* _SHORT EXERCISE_
Reproduce the material in full, unchanged.

* _DATA LINES_
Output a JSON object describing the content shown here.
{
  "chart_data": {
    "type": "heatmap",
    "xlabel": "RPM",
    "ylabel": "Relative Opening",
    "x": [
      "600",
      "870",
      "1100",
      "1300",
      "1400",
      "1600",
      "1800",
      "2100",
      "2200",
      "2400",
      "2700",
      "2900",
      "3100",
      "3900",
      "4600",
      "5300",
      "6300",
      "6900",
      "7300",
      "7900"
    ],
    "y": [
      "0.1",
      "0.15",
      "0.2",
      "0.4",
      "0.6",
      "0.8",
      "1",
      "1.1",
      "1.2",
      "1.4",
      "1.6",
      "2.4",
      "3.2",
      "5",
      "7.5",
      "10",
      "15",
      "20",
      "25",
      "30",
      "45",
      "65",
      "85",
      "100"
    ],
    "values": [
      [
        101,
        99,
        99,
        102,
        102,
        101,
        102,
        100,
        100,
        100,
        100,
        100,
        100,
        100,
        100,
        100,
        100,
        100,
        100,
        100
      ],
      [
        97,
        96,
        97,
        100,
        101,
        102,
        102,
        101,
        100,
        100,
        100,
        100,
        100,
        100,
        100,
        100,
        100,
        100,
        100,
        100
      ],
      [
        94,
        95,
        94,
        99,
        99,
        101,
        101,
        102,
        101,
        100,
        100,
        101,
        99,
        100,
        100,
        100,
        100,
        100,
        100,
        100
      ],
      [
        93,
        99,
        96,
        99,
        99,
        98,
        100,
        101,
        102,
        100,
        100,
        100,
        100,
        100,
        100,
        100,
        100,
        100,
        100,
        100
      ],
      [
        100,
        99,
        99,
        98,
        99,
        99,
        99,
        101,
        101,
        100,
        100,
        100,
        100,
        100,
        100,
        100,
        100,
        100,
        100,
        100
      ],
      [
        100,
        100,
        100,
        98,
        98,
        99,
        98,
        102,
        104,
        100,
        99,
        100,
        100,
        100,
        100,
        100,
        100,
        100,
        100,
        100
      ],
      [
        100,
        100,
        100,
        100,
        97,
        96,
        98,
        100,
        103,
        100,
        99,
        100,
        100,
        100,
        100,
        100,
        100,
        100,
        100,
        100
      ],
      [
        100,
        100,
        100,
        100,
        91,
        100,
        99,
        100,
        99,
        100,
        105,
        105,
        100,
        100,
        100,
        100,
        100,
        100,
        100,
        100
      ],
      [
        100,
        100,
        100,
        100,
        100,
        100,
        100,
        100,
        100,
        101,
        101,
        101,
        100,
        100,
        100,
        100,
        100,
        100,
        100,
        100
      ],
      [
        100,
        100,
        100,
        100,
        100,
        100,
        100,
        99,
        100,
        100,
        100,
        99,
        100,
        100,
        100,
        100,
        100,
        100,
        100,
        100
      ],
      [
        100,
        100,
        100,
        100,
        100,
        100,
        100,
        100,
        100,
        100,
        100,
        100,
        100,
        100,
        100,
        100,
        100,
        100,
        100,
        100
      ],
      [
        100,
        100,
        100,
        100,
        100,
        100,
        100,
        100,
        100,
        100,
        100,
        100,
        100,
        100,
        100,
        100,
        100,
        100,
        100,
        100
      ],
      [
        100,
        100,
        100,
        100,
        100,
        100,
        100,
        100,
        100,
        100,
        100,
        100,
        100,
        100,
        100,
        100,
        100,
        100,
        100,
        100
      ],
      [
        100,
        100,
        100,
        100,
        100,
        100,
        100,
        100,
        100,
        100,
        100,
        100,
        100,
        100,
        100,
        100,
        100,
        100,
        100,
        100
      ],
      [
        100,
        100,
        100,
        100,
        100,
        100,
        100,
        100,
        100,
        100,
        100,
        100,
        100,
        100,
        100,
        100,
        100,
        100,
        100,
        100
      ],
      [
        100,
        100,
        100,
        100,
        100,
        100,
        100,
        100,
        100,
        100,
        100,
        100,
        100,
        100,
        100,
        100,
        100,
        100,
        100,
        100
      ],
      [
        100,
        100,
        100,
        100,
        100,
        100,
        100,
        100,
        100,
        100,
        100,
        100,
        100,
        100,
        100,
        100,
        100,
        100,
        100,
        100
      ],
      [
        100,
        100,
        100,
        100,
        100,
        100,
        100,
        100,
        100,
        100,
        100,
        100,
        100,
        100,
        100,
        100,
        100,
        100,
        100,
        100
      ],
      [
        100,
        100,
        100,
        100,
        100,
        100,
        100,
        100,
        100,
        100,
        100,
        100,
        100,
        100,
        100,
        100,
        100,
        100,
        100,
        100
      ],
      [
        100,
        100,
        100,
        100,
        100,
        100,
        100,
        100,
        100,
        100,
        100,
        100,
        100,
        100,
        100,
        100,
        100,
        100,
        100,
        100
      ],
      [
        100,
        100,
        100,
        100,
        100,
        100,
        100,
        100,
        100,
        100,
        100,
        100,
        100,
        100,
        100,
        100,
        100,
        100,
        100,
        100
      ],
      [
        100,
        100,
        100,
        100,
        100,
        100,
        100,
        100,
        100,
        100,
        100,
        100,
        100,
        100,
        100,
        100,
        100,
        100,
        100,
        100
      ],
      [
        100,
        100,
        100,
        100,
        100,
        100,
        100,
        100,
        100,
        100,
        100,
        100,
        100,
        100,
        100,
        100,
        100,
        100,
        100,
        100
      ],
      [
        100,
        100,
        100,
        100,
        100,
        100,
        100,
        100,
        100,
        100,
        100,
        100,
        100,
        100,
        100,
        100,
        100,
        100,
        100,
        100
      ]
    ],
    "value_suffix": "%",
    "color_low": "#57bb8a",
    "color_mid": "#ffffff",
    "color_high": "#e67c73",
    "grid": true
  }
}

* _EXERCISE SOLUTION_
Output a JSON object describing the content shown here.
{
  "chart_data": {
    "type": "heatmap",
    "xlabel": "RPM",
    "ylabel": "Relative Opening",
    "x": [
      "600",
      "870",
      "1100",
      "1300",
      "1400",
      "1600",
      "1800",
      "2100",
      "2200",
      "2400",
      "2700",
      "2900",
      "3100",
      "3900",
      "4600",
      "5300",
      "6300",
      "6900",
      "7300",
      "7900"
    ],
    "y": [
      "0.1",
      "0.15",
      "0.2",
      "0.4",
      "0.6",
      "0.8",
      "1",
      "1.1",
      "1.2",
      "1.4",
      "1.6",
      "2.4",
      "3.2",
      "5",
      "7.5",
      "10",
      "15",
      "20",
      "25",
      "30",
      "45",
      "65",
      "85",
      "100"
    ],
    "values": [
      [
        101,
        99,
        99,
        102,
        102,
        101,
        102,
        100,
        100,
        100,
        100,
        100,
        100,
        100,
        100,
        100,
        100,
        100,
        100,
        100
      ],
      [
        97,
        96,
        97,
        100,
        101,
        102,
        102,
        101,
        100,
        100,
        100,
        100,
        100,
        100,
        100,
        100,
        100,
        100,
        100,
        100
      ],
      [
        94,
        95,
        94,
        99,
        99,
        101,
        101,
        102,
        101,
        100,
        100,
        101,
        99,
        100,
        100,
        100,
        100,
        100,
        100,
        100
      ],
      [
        93,
        99,
        96,
        99,
        99,
        98,
        100,
        101,
        102,
        100,
        100,
        100,
        100,
        100,
        100,
        100,
        100,
        100,
        100,
        100
      ],
      [
        100,
        99,
        99,
        98,
        99,
        99,
        99,
        101,
        101,
        100,
        100,
        100,
        100,
        100,
        100,
        100,
        100,
        100,
        100,
        100
      ],
      [
        100,
        100,
        100,
        98,
        98,
        99,
        98,
        102,
        104,
        100,
        99,
        100,
        100,
        100,
        100,
        100,
        100,
        100,
        100,
        100
      ],
      [
        100,
        100,
        100,
        100,
        97,
        96,
        98,
        100,
        103,
        100,
        99,
        100,
        100,
        100,
        100,
        100,
        100,
        100,
        100,
        100
      ],
      [
        100,
        100,
        100,
        100,
        91,
        100,
        99,
        100,
        99,
        100,
        105,
        105,
        100,
        100,
        100,
        100,
        100,
        100,
        100,
        100
      ],
      [
        100,
        100,
        100,
        100,
        100,
        100,
        100,
        100,
        100,
        101,
        101,
        101,
        100,
        100,
        100,
        100,
        100,
        100,
        100,
        100
      ],
      [
        100,
        100,
        100,
        100,
        100,
        100,
        100,
        99,
        100,
        100,
        100,
        99,
        100,
        100,
        100,
        100,
        100,
        100,
        100,
        100
      ],
      [
        100,
        100,
        100,
        100,
        100,
        100,
        100,
        100,
        100,
        100,
        100,
        100,
        100,
        100,
        100,
        100,
        100,
        100,
        100,
        100
      ],
      [
        100,
        100,
        100,
        100,
        100,
        100,
        100,
        100,
        100,
        100,
        100,
        100,
        100,
        100,
        100,
        100,
        100,
        100,
        100,
        100
      ],
      [
        100,
        100,
        100,
        100,
        100,
        100,
        100,
        100,
        100,
        100,
        100,
        100,
        100,
        100,
        100,
        100,
        100,
        100,
        100,
        100
      ],
      [
        100,
        100,
        100,
        100,
        100,
        100,
        100,
        100,
        100,
        100,
        100,
        100,
        100,
        100,
        100,
        100,
        100,
        100,
        100,
        100
      ],
      [
        100,
        100,
        100,
        100,
        100,
        100,
        100,
        100,
        100,
        100,
        100,
        100,
        100,
        100,
        100,
        100,
        100,
        100,
        100,
        100
      ],
      [
        100,
        100,
        100,
        100,
        100,
        100,
        100,
        100,
        100,
        100,
        100,
        100,
        100,
        100,
        100,
        100,
        100,
        100,
        100,
        100
      ],
      [
        100,
        100,
        100,
        100,
        100,
        100,
        100,
        100,
        100,
        100,
        100,
        100,
        100,
        100,
        100,
        100,
        100,
        100,
        100,
        100
      ],
      [
        100,
        100,
        100,
        100,
        100,
        100,
        100,
        100,
        100,
        100,
        100,
        100,
        100,
        100,
        100,
        100,
        100,
        100,
        100,
        100
      ],
      [
        100,
        100,
        100,
        100,
        100,
        100,
        100,
        100,
        100,
        100,
        100,
        100,
        100,
        100,
        100,
        100,
        100,
        100,
        100,
        100
      ],
      [
        100,
        100,
        100,
        100,
        100,
        100,
        100,
        100,
        100,
        100,
        100,
        100,
        100,
        100,
        100,
        100,
        100,
        100,
        100,
        100
      ],
      [
        100,
        100,
        100,
        100,
        100,
        100,
        100,
        100,
        100,
        100,
        100,
        100,
        100,
        100,
        100,
        100,
        100,
        100,
        100,
        100
      ],
      [
        100,
        100,
        100,
        100,
        100,
        100,
        100,
        100,
        100,
        100,
        100,
        100,
        100,
        100,
        100,
        100,
        100,
        100,
        100,
        100
      ],
      [
        100,
        100,
        100,
        100,
        100,
        100,
        100,
        100,
        100,
        100,
        100,
        100,
        100,
        100,
        100,
        100,
        100,
        100,
        100,
        100
      ],
      [
        100,
        100,
        100,
        100,
        100,
        100,
        100,
        100,
        100,
        100,
        100,
        100,
        100,
        100,
        100,
        100,
        100,
        100,
        100,
        100
      ]
    ],
    "value_suffix": "%",
    "color_low": "#57bb8a",
    "color_mid": "#ffffff",
    "color_high": "#e67c73",
    "grid": true
  }
}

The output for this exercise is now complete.